* **REQUIRED TASK**: Each record below is to be reproduced without any change.

++++ RECORDS FOR THE EXERCISE

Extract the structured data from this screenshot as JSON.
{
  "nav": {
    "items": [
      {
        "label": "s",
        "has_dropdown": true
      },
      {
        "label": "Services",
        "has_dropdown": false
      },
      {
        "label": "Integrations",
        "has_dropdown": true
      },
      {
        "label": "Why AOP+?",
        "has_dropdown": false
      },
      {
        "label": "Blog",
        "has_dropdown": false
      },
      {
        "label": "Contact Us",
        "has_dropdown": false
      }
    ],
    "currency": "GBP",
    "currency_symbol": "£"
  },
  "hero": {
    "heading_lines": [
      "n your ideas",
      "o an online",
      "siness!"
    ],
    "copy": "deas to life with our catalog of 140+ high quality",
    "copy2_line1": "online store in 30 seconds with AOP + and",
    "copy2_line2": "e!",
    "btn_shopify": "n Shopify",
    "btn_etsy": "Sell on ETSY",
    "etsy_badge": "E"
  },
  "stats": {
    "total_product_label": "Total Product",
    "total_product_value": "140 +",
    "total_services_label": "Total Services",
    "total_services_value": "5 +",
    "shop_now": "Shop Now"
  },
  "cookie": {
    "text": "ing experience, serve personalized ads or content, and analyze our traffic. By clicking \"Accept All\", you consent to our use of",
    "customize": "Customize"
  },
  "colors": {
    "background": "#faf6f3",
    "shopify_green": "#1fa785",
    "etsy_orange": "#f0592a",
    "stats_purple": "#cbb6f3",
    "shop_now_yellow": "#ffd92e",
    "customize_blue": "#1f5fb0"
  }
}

++++++++

* **TASK RESPONSE**:
Extract the structured data from this screenshot as JSON.
{
  "nav": {
    "items": [
      {
        "label": "s",
        "has_dropdown": true
      },
      {
        "label": "Services",
        "has_dropdown": false
      },
      {
        "label": "Integrations",
        "has_dropdown": true
      },
      {
        "label": "Why AOP+?",
        "has_dropdown": false
      },
      {
        "label": "Blog",
        "has_dropdown": false
      },
      {
        "label": "Contact Us",
        "has_dropdown": false
      }
    ],
    "currency": "GBP",
    "currency_symbol": "£"
  },
  "hero": {
    "heading_lines": [
      "n your ideas",
      "o an online",
      "siness!"
    ],
    "copy": "deas to life with our catalog of 140+ high quality",
    "copy2_line1": "online store in 30 seconds with AOP + and",
    "copy2_line2": "e!",
    "btn_shopify": "n Shopify",
    "btn_etsy": "Sell on ETSY",
    "etsy_badge": "E"
  },
  "stats": {
    "total_product_label": "Total Product",
    "total_product_value": "140 +",
    "total_services_label": "Total Services",
    "total_services_value": "5 +",
    "shop_now": "Shop Now"
  },
  "cookie": {
    "text": "ing experience, serve personalized ads or content, and analyze our traffic. By clicking \"Accept All\", you consent to our use of",
    "customize": "Customize"
  },
  "colors": {
    "background": "#faf6f3",
    "shopify_green": "#1fa785",
    "etsy_orange": "#f0592a",
    "stats_purple": "#cbb6f3",
    "shop_now_yellow": "#ffd92e",
    "customize_blue": "#1f5fb0"
  }
}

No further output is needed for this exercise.